**Short exercise:** Find the lines that contain the word "бюджетам" and copy each one.
---- Data provided
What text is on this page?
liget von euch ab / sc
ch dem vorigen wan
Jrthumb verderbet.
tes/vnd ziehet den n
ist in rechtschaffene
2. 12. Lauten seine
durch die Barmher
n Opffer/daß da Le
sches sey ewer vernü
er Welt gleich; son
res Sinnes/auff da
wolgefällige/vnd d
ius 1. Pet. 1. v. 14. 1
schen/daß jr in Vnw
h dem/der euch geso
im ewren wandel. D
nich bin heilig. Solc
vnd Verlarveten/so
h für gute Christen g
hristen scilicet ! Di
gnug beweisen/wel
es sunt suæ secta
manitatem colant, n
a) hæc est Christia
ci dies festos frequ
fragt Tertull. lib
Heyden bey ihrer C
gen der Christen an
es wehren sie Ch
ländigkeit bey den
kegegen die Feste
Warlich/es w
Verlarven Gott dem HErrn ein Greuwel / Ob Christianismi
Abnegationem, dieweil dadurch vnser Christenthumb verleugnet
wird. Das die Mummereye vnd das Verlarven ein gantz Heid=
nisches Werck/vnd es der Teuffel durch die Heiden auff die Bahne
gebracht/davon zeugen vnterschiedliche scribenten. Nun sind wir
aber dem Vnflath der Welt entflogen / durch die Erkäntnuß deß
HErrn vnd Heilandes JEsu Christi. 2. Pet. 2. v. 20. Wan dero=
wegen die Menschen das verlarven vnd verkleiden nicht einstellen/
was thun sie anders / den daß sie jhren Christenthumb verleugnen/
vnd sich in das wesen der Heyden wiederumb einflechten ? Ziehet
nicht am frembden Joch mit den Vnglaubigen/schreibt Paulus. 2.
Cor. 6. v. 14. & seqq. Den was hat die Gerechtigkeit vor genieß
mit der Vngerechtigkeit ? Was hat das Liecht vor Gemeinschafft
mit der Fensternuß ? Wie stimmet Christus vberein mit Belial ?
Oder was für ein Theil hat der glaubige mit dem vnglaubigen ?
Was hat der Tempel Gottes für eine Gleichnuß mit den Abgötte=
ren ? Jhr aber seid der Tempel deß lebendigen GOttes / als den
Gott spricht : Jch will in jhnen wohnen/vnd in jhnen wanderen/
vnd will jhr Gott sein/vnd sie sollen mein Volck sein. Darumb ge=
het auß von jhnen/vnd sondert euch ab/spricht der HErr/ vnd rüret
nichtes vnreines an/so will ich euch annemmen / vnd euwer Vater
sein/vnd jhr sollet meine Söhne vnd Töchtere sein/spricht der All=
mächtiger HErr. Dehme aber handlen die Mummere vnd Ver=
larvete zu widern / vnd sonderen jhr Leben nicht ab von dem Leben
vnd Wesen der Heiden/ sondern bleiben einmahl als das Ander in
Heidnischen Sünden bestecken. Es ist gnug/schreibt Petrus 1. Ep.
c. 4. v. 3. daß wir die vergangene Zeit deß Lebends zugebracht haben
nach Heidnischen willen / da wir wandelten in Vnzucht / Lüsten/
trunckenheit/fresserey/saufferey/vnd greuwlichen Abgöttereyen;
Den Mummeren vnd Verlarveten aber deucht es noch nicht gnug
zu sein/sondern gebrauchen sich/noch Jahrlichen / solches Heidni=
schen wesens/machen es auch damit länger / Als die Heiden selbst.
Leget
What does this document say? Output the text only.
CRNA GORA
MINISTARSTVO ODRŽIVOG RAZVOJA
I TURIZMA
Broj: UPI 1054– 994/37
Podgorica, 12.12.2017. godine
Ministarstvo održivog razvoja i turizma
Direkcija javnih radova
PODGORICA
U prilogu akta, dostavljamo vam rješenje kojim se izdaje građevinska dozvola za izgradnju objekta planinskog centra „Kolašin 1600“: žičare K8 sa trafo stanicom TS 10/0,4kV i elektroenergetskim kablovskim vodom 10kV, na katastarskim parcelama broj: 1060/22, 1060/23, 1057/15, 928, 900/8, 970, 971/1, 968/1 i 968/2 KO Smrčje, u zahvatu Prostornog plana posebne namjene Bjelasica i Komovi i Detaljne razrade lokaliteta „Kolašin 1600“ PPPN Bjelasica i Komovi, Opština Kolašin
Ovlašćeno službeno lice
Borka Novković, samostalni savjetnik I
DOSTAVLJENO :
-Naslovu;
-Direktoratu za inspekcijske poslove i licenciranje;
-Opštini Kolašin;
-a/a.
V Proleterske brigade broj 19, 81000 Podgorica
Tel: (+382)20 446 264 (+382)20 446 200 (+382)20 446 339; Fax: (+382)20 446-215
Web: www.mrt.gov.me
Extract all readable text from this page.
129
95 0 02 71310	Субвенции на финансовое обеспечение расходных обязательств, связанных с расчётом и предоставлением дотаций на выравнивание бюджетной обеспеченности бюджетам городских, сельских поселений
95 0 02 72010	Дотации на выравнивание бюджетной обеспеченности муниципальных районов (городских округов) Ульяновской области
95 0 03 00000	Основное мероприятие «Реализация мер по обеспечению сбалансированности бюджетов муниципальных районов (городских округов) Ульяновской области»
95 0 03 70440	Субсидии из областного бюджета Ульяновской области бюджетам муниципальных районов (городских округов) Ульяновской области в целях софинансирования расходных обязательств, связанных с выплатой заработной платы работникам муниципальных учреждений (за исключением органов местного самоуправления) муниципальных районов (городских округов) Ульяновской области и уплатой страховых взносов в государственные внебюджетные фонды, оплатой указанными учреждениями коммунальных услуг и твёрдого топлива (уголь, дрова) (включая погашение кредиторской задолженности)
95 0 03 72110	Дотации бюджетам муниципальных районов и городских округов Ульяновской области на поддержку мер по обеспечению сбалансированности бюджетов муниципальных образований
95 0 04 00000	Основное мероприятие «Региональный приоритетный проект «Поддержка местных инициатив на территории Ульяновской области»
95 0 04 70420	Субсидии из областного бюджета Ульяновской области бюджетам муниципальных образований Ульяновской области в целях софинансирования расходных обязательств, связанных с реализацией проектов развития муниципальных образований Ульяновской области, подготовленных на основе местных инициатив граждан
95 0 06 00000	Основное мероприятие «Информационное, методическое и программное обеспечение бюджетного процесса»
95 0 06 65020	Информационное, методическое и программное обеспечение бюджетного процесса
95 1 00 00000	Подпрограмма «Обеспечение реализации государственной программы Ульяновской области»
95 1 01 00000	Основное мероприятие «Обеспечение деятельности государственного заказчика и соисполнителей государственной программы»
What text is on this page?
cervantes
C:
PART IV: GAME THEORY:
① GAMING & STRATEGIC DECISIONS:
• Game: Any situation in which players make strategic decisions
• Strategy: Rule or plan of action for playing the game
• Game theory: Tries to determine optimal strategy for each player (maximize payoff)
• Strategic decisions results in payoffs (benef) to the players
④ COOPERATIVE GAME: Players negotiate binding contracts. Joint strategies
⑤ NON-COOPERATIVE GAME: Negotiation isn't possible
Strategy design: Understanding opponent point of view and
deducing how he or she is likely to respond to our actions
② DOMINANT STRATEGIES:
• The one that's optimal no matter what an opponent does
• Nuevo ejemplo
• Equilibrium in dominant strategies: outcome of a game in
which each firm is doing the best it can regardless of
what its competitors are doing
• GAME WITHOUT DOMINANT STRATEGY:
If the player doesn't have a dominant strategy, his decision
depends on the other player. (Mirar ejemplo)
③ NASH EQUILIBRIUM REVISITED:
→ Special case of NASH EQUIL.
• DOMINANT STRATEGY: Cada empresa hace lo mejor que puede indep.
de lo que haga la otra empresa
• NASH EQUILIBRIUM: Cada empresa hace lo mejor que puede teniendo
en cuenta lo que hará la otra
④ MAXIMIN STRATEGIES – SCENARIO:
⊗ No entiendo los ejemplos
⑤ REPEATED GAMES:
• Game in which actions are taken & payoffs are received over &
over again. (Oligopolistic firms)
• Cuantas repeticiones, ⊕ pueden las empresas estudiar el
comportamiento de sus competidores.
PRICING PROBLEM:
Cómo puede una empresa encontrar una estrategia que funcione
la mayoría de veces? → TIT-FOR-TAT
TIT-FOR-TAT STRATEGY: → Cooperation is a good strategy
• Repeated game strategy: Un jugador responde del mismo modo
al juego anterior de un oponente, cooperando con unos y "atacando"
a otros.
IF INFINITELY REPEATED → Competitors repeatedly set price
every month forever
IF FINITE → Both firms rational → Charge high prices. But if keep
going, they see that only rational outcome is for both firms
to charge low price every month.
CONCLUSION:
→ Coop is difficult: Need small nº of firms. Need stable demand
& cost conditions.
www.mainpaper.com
--------
**Task response:**
95 0 02 71310	Субвенции на финансовое обеспечение расходных обязательств, связанных с расчётом и предоставлением дотаций на выравнивание бюджетной обеспеченности бюджетам городских, сельских поселений
95 0 03 70440	Субсидии из областного бюджета Ульяновской области бюджетам муниципальных районов (городских округов) Ульяновской области в целях софинансирования расходных обязательств, связанных с выплатой заработной платы работникам муниципальных учреждений (за исключением органов местного самоуправления) муниципальных районов (городских округов) Ульяновской области и уплатой страховых взносов в государственные внебюджетные фонды, оплатой указанными учреждениями коммунальных услуг и твёрдого топлива (уголь, дрова) (включая погашение кредиторской задолженности)
95 0 03 72110	Дотации бюджетам муниципальных районов и городских округов Ульяновской области на поддержку мер по обеспечению сбалансированности бюджетов муниципальных образований
95 0 04 70420	Субсидии из областного бюджета Ульяновской области бюджетам муниципальных образований Ульяновской области в целях софинансирования расходных обязательств, связанных с реализацией проектов развития муниципальных образований Ульяновской области, подготовленных на основе местных инициатив граждан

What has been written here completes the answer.